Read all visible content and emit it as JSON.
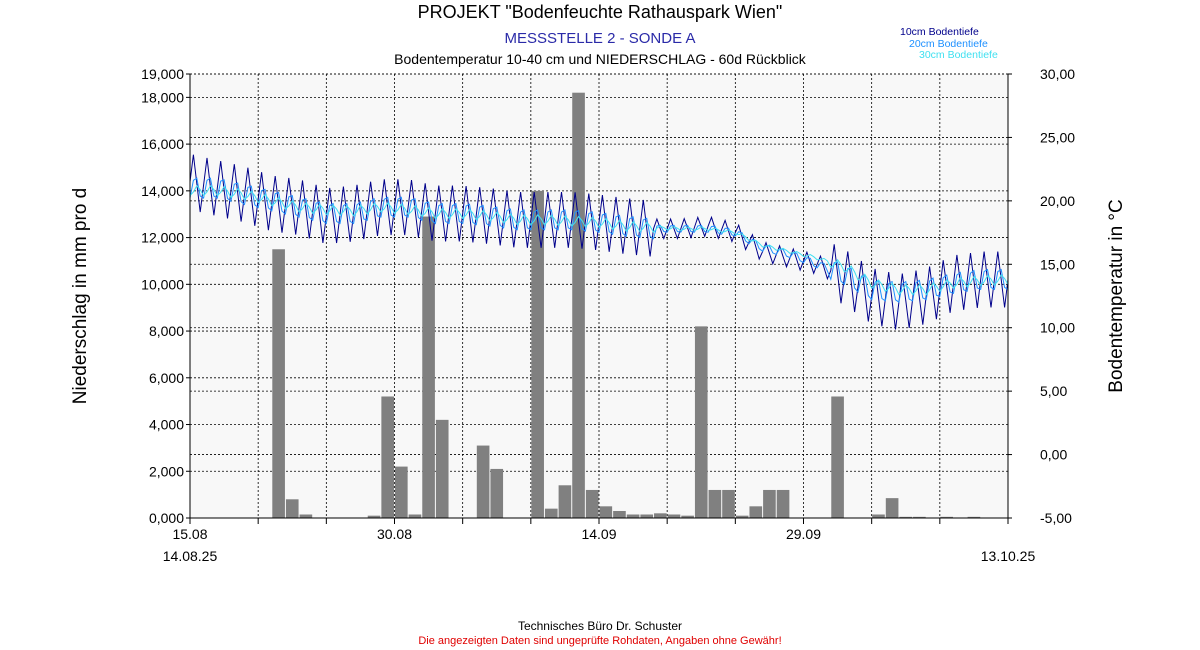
{
  "header": {
    "title": "PROJEKT \"Bodenfeuchte Rathauspark Wien\"",
    "subtitle": "MESSSTELLE 2 - SONDE A",
    "description": "Bodentemperatur 10-40 cm und NIEDERSCHLAG - 60d Rückblick"
  },
  "footer": {
    "company": "Technisches Büro Dr. Schuster",
    "disclaimer": "Die angezeigten Daten sind ungeprüfte Rohdaten, Angaben ohne Gewähr!"
  },
  "colors": {
    "bar": "#808080",
    "series_10cm": "#00008b",
    "series_20cm": "#1e90ff",
    "series_30cm": "#40e0f0",
    "plot_bg": "#f8f8f8",
    "subtitle": "#2a2aa8",
    "disclaimer": "#e00000"
  },
  "chart_data": {
    "type": "bar+line",
    "ylabel_left": "Niederschlag in mm pro d",
    "ylabel_right": "Bodentemperatur in °C",
    "ylim_left": [
      0,
      19000
    ],
    "ylim_right": [
      -5,
      30
    ],
    "x_range_days": [
      0,
      60
    ],
    "left_ticks": [
      "0,000",
      "2,000",
      "4,000",
      "6,000",
      "8,000",
      "10,000",
      "12,000",
      "14,000",
      "16,000",
      "18,000",
      "19,000"
    ],
    "left_tick_values": [
      0,
      2000,
      4000,
      6000,
      8000,
      10000,
      12000,
      14000,
      16000,
      18000,
      19000
    ],
    "right_ticks": [
      "-5,00",
      "0,00",
      "5,00",
      "10,00",
      "15,00",
      "20,00",
      "25,00",
      "30,00"
    ],
    "right_tick_values": [
      -5,
      0,
      5,
      10,
      15,
      20,
      25,
      30
    ],
    "x_ticks": [
      {
        "day": 0,
        "label": "15.08",
        "label2": "14.08.25"
      },
      {
        "day": 15,
        "label": "30.08",
        "label2": ""
      },
      {
        "day": 30,
        "label": "14.09",
        "label2": ""
      },
      {
        "day": 45,
        "label": "29.09",
        "label2": ""
      },
      {
        "day": 60,
        "label": "",
        "label2": "13.10.25"
      }
    ],
    "grid": true,
    "legend_position": "top-right",
    "precipitation": {
      "name": "Niederschlag",
      "day": [
        6,
        7,
        8,
        13,
        14,
        15,
        16,
        17,
        18,
        21,
        22,
        25,
        26,
        27,
        28,
        29,
        30,
        31,
        32,
        33,
        34,
        35,
        36,
        37,
        38,
        39,
        40,
        41,
        42,
        43,
        47,
        50,
        51,
        52,
        53,
        55,
        57
      ],
      "value": [
        11500,
        800,
        150,
        100,
        5200,
        2200,
        150,
        12900,
        4200,
        3100,
        2100,
        14000,
        400,
        1400,
        18200,
        1200,
        500,
        300,
        150,
        150,
        200,
        150,
        100,
        8200,
        1200,
        1200,
        100,
        500,
        1200,
        1200,
        5200,
        150,
        850,
        50,
        50,
        50,
        50
      ]
    },
    "temperature": {
      "x_day": [
        0,
        2,
        4,
        6,
        8,
        10,
        12,
        14,
        16,
        18,
        20,
        22,
        24,
        26,
        28,
        30,
        32,
        34,
        36,
        38,
        40,
        42,
        44,
        46,
        48,
        50,
        52,
        54,
        56,
        58,
        60
      ],
      "series": [
        {
          "name": "10cm Bodentiefe",
          "values": [
            21.5,
            21.0,
            20.5,
            19.8,
            19.5,
            18.8,
            19.0,
            19.5,
            19.5,
            19.0,
            19.0,
            18.8,
            18.5,
            18.5,
            18.5,
            18.3,
            18.0,
            17.8,
            17.8,
            18.0,
            17.5,
            16.0,
            15.5,
            15.0,
            14.0,
            12.5,
            12.0,
            12.5,
            13.5,
            13.8,
            13.8
          ]
        },
        {
          "name": "20cm Bodentiefe",
          "values": [
            21.0,
            21.0,
            20.5,
            20.0,
            19.5,
            19.0,
            19.0,
            19.5,
            19.5,
            19.0,
            19.0,
            18.8,
            18.5,
            18.5,
            18.5,
            18.3,
            18.0,
            17.8,
            17.8,
            17.8,
            17.5,
            16.3,
            15.8,
            15.0,
            14.2,
            13.0,
            12.8,
            13.0,
            13.5,
            13.8,
            13.8
          ]
        },
        {
          "name": "30cm Bodentiefe",
          "values": [
            20.8,
            20.8,
            20.5,
            20.0,
            19.5,
            19.3,
            19.2,
            19.5,
            19.3,
            19.0,
            19.0,
            18.8,
            18.5,
            18.5,
            18.4,
            18.3,
            18.0,
            17.9,
            17.8,
            17.8,
            17.5,
            16.5,
            16.0,
            15.5,
            14.8,
            13.5,
            13.0,
            13.0,
            13.5,
            13.7,
            13.8
          ]
        }
      ]
    }
  }
}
════
### What you need to do
Say how many lines have the string "Bodentiefe" in them, offering no words beyond the number.

### Task output
3